▶ Description of the task: Retype the whole listing verbatim and keep the pictures out of it.
===
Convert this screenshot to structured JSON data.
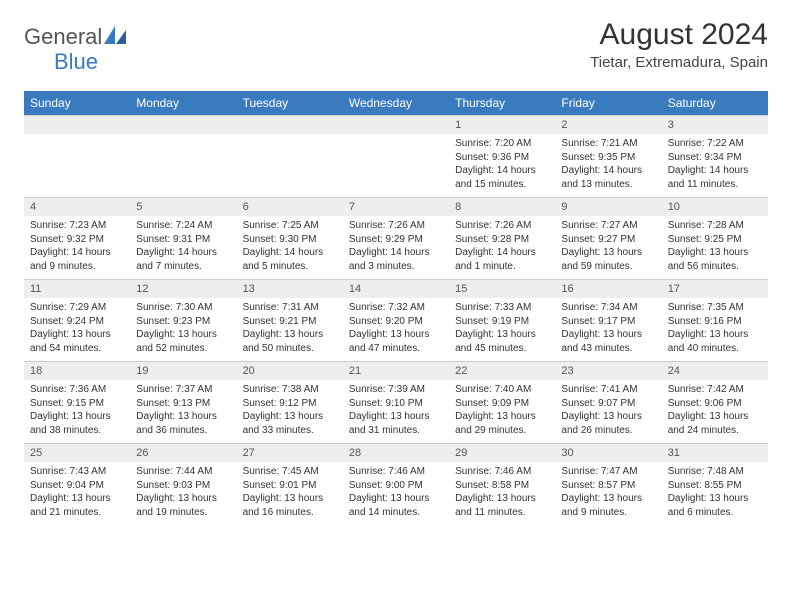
{
  "logo": {
    "word1": "General",
    "word2": "Blue"
  },
  "title": "August 2024",
  "location": "Tietar, Extremadura, Spain",
  "daysOfWeek": [
    "Sunday",
    "Monday",
    "Tuesday",
    "Wednesday",
    "Thursday",
    "Friday",
    "Saturday"
  ],
  "colors": {
    "headerBg": "#3a7bbf",
    "headerText": "#ffffff",
    "dayNumBg": "#eeeeee",
    "bodyText": "#333333"
  },
  "weeks": [
    {
      "numbers": [
        "",
        "",
        "",
        "",
        "1",
        "2",
        "3"
      ],
      "cells": [
        {
          "sunrise": "",
          "sunset": "",
          "daylight": ""
        },
        {
          "sunrise": "",
          "sunset": "",
          "daylight": ""
        },
        {
          "sunrise": "",
          "sunset": "",
          "daylight": ""
        },
        {
          "sunrise": "",
          "sunset": "",
          "daylight": ""
        },
        {
          "sunrise": "Sunrise: 7:20 AM",
          "sunset": "Sunset: 9:36 PM",
          "daylight": "Daylight: 14 hours and 15 minutes."
        },
        {
          "sunrise": "Sunrise: 7:21 AM",
          "sunset": "Sunset: 9:35 PM",
          "daylight": "Daylight: 14 hours and 13 minutes."
        },
        {
          "sunrise": "Sunrise: 7:22 AM",
          "sunset": "Sunset: 9:34 PM",
          "daylight": "Daylight: 14 hours and 11 minutes."
        }
      ]
    },
    {
      "numbers": [
        "4",
        "5",
        "6",
        "7",
        "8",
        "9",
        "10"
      ],
      "cells": [
        {
          "sunrise": "Sunrise: 7:23 AM",
          "sunset": "Sunset: 9:32 PM",
          "daylight": "Daylight: 14 hours and 9 minutes."
        },
        {
          "sunrise": "Sunrise: 7:24 AM",
          "sunset": "Sunset: 9:31 PM",
          "daylight": "Daylight: 14 hours and 7 minutes."
        },
        {
          "sunrise": "Sunrise: 7:25 AM",
          "sunset": "Sunset: 9:30 PM",
          "daylight": "Daylight: 14 hours and 5 minutes."
        },
        {
          "sunrise": "Sunrise: 7:26 AM",
          "sunset": "Sunset: 9:29 PM",
          "daylight": "Daylight: 14 hours and 3 minutes."
        },
        {
          "sunrise": "Sunrise: 7:26 AM",
          "sunset": "Sunset: 9:28 PM",
          "daylight": "Daylight: 14 hours and 1 minute."
        },
        {
          "sunrise": "Sunrise: 7:27 AM",
          "sunset": "Sunset: 9:27 PM",
          "daylight": "Daylight: 13 hours and 59 minutes."
        },
        {
          "sunrise": "Sunrise: 7:28 AM",
          "sunset": "Sunset: 9:25 PM",
          "daylight": "Daylight: 13 hours and 56 minutes."
        }
      ]
    },
    {
      "numbers": [
        "11",
        "12",
        "13",
        "14",
        "15",
        "16",
        "17"
      ],
      "cells": [
        {
          "sunrise": "Sunrise: 7:29 AM",
          "sunset": "Sunset: 9:24 PM",
          "daylight": "Daylight: 13 hours and 54 minutes."
        },
        {
          "sunrise": "Sunrise: 7:30 AM",
          "sunset": "Sunset: 9:23 PM",
          "daylight": "Daylight: 13 hours and 52 minutes."
        },
        {
          "sunrise": "Sunrise: 7:31 AM",
          "sunset": "Sunset: 9:21 PM",
          "daylight": "Daylight: 13 hours and 50 minutes."
        },
        {
          "sunrise": "Sunrise: 7:32 AM",
          "sunset": "Sunset: 9:20 PM",
          "daylight": "Daylight: 13 hours and 47 minutes."
        },
        {
          "sunrise": "Sunrise: 7:33 AM",
          "sunset": "Sunset: 9:19 PM",
          "daylight": "Daylight: 13 hours and 45 minutes."
        },
        {
          "sunrise": "Sunrise: 7:34 AM",
          "sunset": "Sunset: 9:17 PM",
          "daylight": "Daylight: 13 hours and 43 minutes."
        },
        {
          "sunrise": "Sunrise: 7:35 AM",
          "sunset": "Sunset: 9:16 PM",
          "daylight": "Daylight: 13 hours and 40 minutes."
        }
      ]
    },
    {
      "numbers": [
        "18",
        "19",
        "20",
        "21",
        "22",
        "23",
        "24"
      ],
      "cells": [
        {
          "sunrise": "Sunrise: 7:36 AM",
          "sunset": "Sunset: 9:15 PM",
          "daylight": "Daylight: 13 hours and 38 minutes."
        },
        {
          "sunrise": "Sunrise: 7:37 AM",
          "sunset": "Sunset: 9:13 PM",
          "daylight": "Daylight: 13 hours and 36 minutes."
        },
        {
          "sunrise": "Sunrise: 7:38 AM",
          "sunset": "Sunset: 9:12 PM",
          "daylight": "Daylight: 13 hours and 33 minutes."
        },
        {
          "sunrise": "Sunrise: 7:39 AM",
          "sunset": "Sunset: 9:10 PM",
          "daylight": "Daylight: 13 hours and 31 minutes."
        },
        {
          "sunrise": "Sunrise: 7:40 AM",
          "sunset": "Sunset: 9:09 PM",
          "daylight": "Daylight: 13 hours and 29 minutes."
        },
        {
          "sunrise": "Sunrise: 7:41 AM",
          "sunset": "Sunset: 9:07 PM",
          "daylight": "Daylight: 13 hours and 26 minutes."
        },
        {
          "sunrise": "Sunrise: 7:42 AM",
          "sunset": "Sunset: 9:06 PM",
          "daylight": "Daylight: 13 hours and 24 minutes."
        }
      ]
    },
    {
      "numbers": [
        "25",
        "26",
        "27",
        "28",
        "29",
        "30",
        "31"
      ],
      "cells": [
        {
          "sunrise": "Sunrise: 7:43 AM",
          "sunset": "Sunset: 9:04 PM",
          "daylight": "Daylight: 13 hours and 21 minutes."
        },
        {
          "sunrise": "Sunrise: 7:44 AM",
          "sunset": "Sunset: 9:03 PM",
          "daylight": "Daylight: 13 hours and 19 minutes."
        },
        {
          "sunrise": "Sunrise: 7:45 AM",
          "sunset": "Sunset: 9:01 PM",
          "daylight": "Daylight: 13 hours and 16 minutes."
        },
        {
          "sunrise": "Sunrise: 7:46 AM",
          "sunset": "Sunset: 9:00 PM",
          "daylight": "Daylight: 13 hours and 14 minutes."
        },
        {
          "sunrise": "Sunrise: 7:46 AM",
          "sunset": "Sunset: 8:58 PM",
          "daylight": "Daylight: 13 hours and 11 minutes."
        },
        {
          "sunrise": "Sunrise: 7:47 AM",
          "sunset": "Sunset: 8:57 PM",
          "daylight": "Daylight: 13 hours and 9 minutes."
        },
        {
          "sunrise": "Sunrise: 7:48 AM",
          "sunset": "Sunset: 8:55 PM",
          "daylight": "Daylight: 13 hours and 6 minutes."
        }
      ]
    }
  ]
}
===
▶ Correct result:
Convert this screenshot to structured JSON data.
{
  "logo": {
    "word1": "General",
    "word2": "Blue"
  },
  "title": "August 2024",
  "location": "Tietar, Extremadura, Spain",
  "daysOfWeek": [
    "Sunday",
    "Monday",
    "Tuesday",
    "Wednesday",
    "Thursday",
    "Friday",
    "Saturday"
  ],
  "colors": {
    "headerBg": "#3a7bbf",
    "headerText": "#ffffff",
    "dayNumBg": "#eeeeee",
    "bodyText": "#333333"
  },
  "weeks": [
    {
      "numbers": [
        "",
        "",
        "",
        "",
        "1",
        "2",
        "3"
      ],
      "cells": [
        {
          "sunrise": "",
          "sunset": "",
          "daylight": ""
        },
        {
          "sunrise": "",
          "sunset": "",
          "daylight": ""
        },
        {
          "sunrise": "",
          "sunset": "",
          "daylight": ""
        },
        {
          "sunrise": "",
          "sunset": "",
          "daylight": ""
        },
        {
          "sunrise": "Sunrise: 7:20 AM",
          "sunset": "Sunset: 9:36 PM",
          "daylight": "Daylight: 14 hours and 15 minutes."
        },
        {
          "sunrise": "Sunrise: 7:21 AM",
          "sunset": "Sunset: 9:35 PM",
          "daylight": "Daylight: 14 hours and 13 minutes."
        },
        {
          "sunrise": "Sunrise: 7:22 AM",
          "sunset": "Sunset: 9:34 PM",
          "daylight": "Daylight: 14 hours and 11 minutes."
        }
      ]
    },
    {
      "numbers": [
        "4",
        "5",
        "6",
        "7",
        "8",
        "9",
        "10"
      ],
      "cells": [
        {
          "sunrise": "Sunrise: 7:23 AM",
          "sunset": "Sunset: 9:32 PM",
          "daylight": "Daylight: 14 hours and 9 minutes."
        },
        {
          "sunrise": "Sunrise: 7:24 AM",
          "sunset": "Sunset: 9:31 PM",
          "daylight": "Daylight: 14 hours and 7 minutes."
        },
        {
          "sunrise": "Sunrise: 7:25 AM",
          "sunset": "Sunset: 9:30 PM",
          "daylight": "Daylight: 14 hours and 5 minutes."
        },
        {
          "sunrise": "Sunrise: 7:26 AM",
          "sunset": "Sunset: 9:29 PM",
          "daylight": "Daylight: 14 hours and 3 minutes."
        },
        {
          "sunrise": "Sunrise: 7:26 AM",
          "sunset": "Sunset: 9:28 PM",
          "daylight": "Daylight: 14 hours and 1 minute."
        },
        {
          "sunrise": "Sunrise: 7:27 AM",
          "sunset": "Sunset: 9:27 PM",
          "daylight": "Daylight: 13 hours and 59 minutes."
        },
        {
          "sunrise": "Sunrise: 7:28 AM",
          "sunset": "Sunset: 9:25 PM",
          "daylight": "Daylight: 13 hours and 56 minutes."
        }
      ]
    },
    {
      "numbers": [
        "11",
        "12",
        "13",
        "14",
        "15",
        "16",
        "17"
      ],
      "cells": [
        {
          "sunrise": "Sunrise: 7:29 AM",
          "sunset": "Sunset: 9:24 PM",
          "daylight": "Daylight: 13 hours and 54 minutes."
        },
        {
          "sunrise": "Sunrise: 7:30 AM",
          "sunset": "Sunset: 9:23 PM",
          "daylight": "Daylight: 13 hours and 52 minutes."
        },
        {
          "sunrise": "Sunrise: 7:31 AM",
          "sunset": "Sunset: 9:21 PM",
          "daylight": "Daylight: 13 hours and 50 minutes."
        },
        {
          "sunrise": "Sunrise: 7:32 AM",
          "sunset": "Sunset: 9:20 PM",
          "daylight": "Daylight: 13 hours and 47 minutes."
        },
        {
          "sunrise": "Sunrise: 7:33 AM",
          "sunset": "Sunset: 9:19 PM",
          "daylight": "Daylight: 13 hours and 45 minutes."
        },
        {
          "sunrise": "Sunrise: 7:34 AM",
          "sunset": "Sunset: 9:17 PM",
          "daylight": "Daylight: 13 hours and 43 minutes."
        },
        {
          "sunrise": "Sunrise: 7:35 AM",
          "sunset": "Sunset: 9:16 PM",
          "daylight": "Daylight: 13 hours and 40 minutes."
        }
      ]
    },
    {
      "numbers": [
        "18",
        "19",
        "20",
        "21",
        "22",
        "23",
        "24"
      ],
      "cells": [
        {
          "sunrise": "Sunrise: 7:36 AM",
          "sunset": "Sunset: 9:15 PM",
          "daylight": "Daylight: 13 hours and 38 minutes."
        },
        {
          "sunrise": "Sunrise: 7:37 AM",
          "sunset": "Sunset: 9:13 PM",
          "daylight": "Daylight: 13 hours and 36 minutes."
        },
        {
          "sunrise": "Sunrise: 7:38 AM",
          "sunset": "Sunset: 9:12 PM",
          "daylight": "Daylight: 13 hours and 33 minutes."
        },
        {
          "sunrise": "Sunrise: 7:39 AM",
          "sunset": "Sunset: 9:10 PM",
          "daylight": "Daylight: 13 hours and 31 minutes."
        },
        {
          "sunrise": "Sunrise: 7:40 AM",
          "sunset": "Sunset: 9:09 PM",
          "daylight": "Daylight: 13 hours and 29 minutes."
        },
        {
          "sunrise": "Sunrise: 7:41 AM",
          "sunset": "Sunset: 9:07 PM",
          "daylight": "Daylight: 13 hours and 26 minutes."
        },
        {
          "sunrise": "Sunrise: 7:42 AM",
          "sunset": "Sunset: 9:06 PM",
          "daylight": "Daylight: 13 hours and 24 minutes."
        }
      ]
    },
    {
      "numbers": [
        "25",
        "26",
        "27",
        "28",
        "29",
        "30",
        "31"
      ],
      "cells": [
        {
          "sunrise": "Sunrise: 7:43 AM",
          "sunset": "Sunset: 9:04 PM",
          "daylight": "Daylight: 13 hours and 21 minutes."
        },
        {
          "sunrise": "Sunrise: 7:44 AM",
          "sunset": "Sunset: 9:03 PM",
          "daylight": "Daylight: 13 hours and 19 minutes."
        },
        {
          "sunrise": "Sunrise: 7:45 AM",
          "sunset": "Sunset: 9:01 PM",
          "daylight": "Daylight: 13 hours and 16 minutes."
        },
        {
          "sunrise": "Sunrise: 7:46 AM",
          "sunset": "Sunset: 9:00 PM",
          "daylight": "Daylight: 13 hours and 14 minutes."
        },
        {
          "sunrise": "Sunrise: 7:46 AM",
          "sunset": "Sunset: 8:58 PM",
          "daylight": "Daylight: 13 hours and 11 minutes."
        },
        {
          "sunrise": "Sunrise: 7:47 AM",
          "sunset": "Sunset: 8:57 PM",
          "daylight": "Daylight: 13 hours and 9 minutes."
        },
        {
          "sunrise": "Sunrise: 7:48 AM",
          "sunset": "Sunset: 8:55 PM",
          "daylight": "Daylight: 13 hours and 6 minutes."
        }
      ]
    }
  ]
}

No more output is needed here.